■ JOB
Look through the records below and give the number of lines holding the string "name", nothing more.

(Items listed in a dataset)
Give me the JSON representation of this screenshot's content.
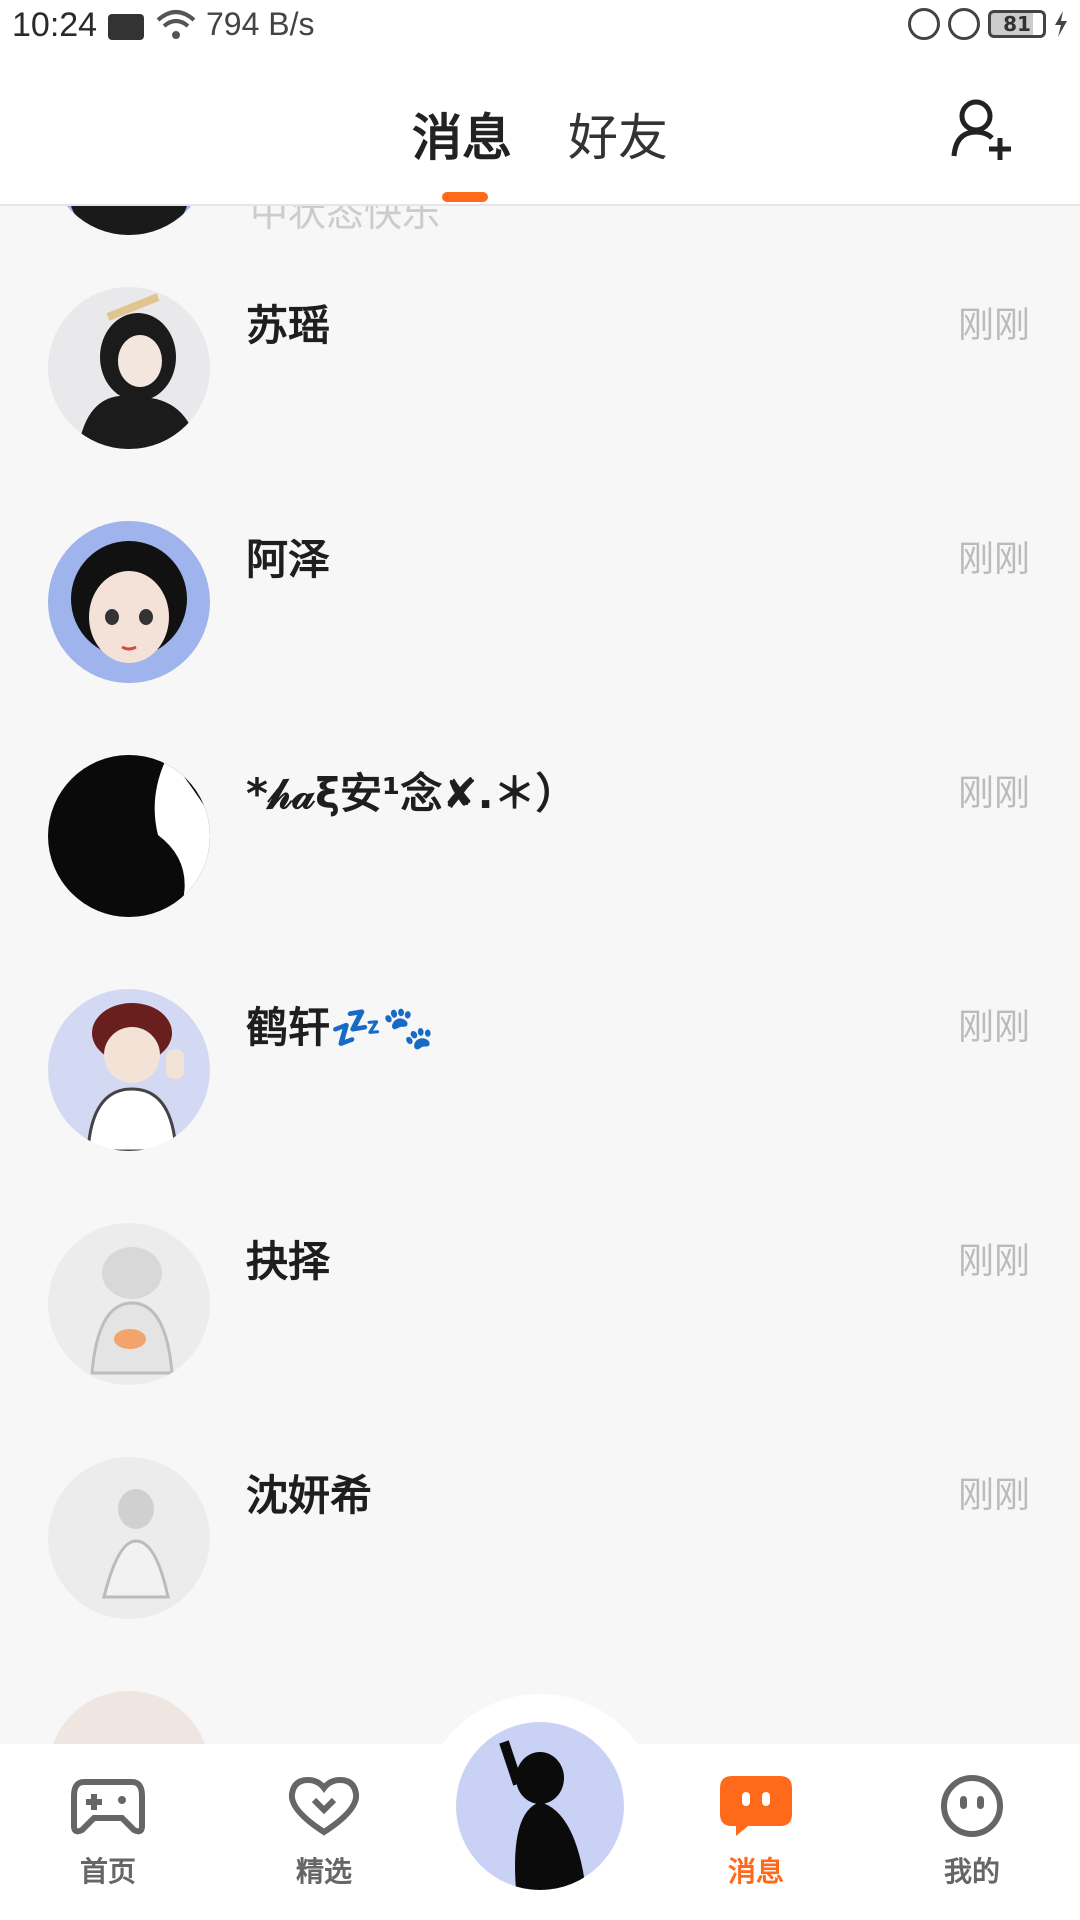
{
  "status_bar": {
    "time": "10:24",
    "net_speed": "794 B/s",
    "battery": "81"
  },
  "header": {
    "tab_messages": "消息",
    "tab_friends": "好友"
  },
  "partial_top": {
    "snippet": "中状态快乐"
  },
  "conversations": [
    {
      "name": "苏瑶",
      "time": "刚刚",
      "avatar_bg": "#e9e9ec",
      "avatar_fg": "#1b1b1b"
    },
    {
      "name": "阿泽",
      "time": "刚刚",
      "avatar_bg": "#9fb3ec",
      "avatar_fg": "#111111"
    },
    {
      "name": "*𝒽𝒶ξ安¹念✘.＊）",
      "time": "刚刚",
      "avatar_bg": "#0a0a0a",
      "avatar_fg": "#ffffff"
    },
    {
      "name": "鹤轩💤🐾",
      "time": "刚刚",
      "avatar_bg": "#d3d9f2",
      "avatar_fg": "#6a1f1f"
    },
    {
      "name": "抉择",
      "time": "刚刚",
      "avatar_bg": "#ececec",
      "avatar_fg": "#bdbdbd"
    },
    {
      "name": "沈妍希",
      "time": "刚刚",
      "avatar_bg": "#ececec",
      "avatar_fg": "#c8c8c8"
    }
  ],
  "bottom_nav": {
    "home": "首页",
    "featured": "精选",
    "messages": "消息",
    "profile": "我的"
  },
  "colors": {
    "accent": "#ff6a1a",
    "inactive_icon": "#666666"
  }
}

■ EXERCISE OUTPUT
6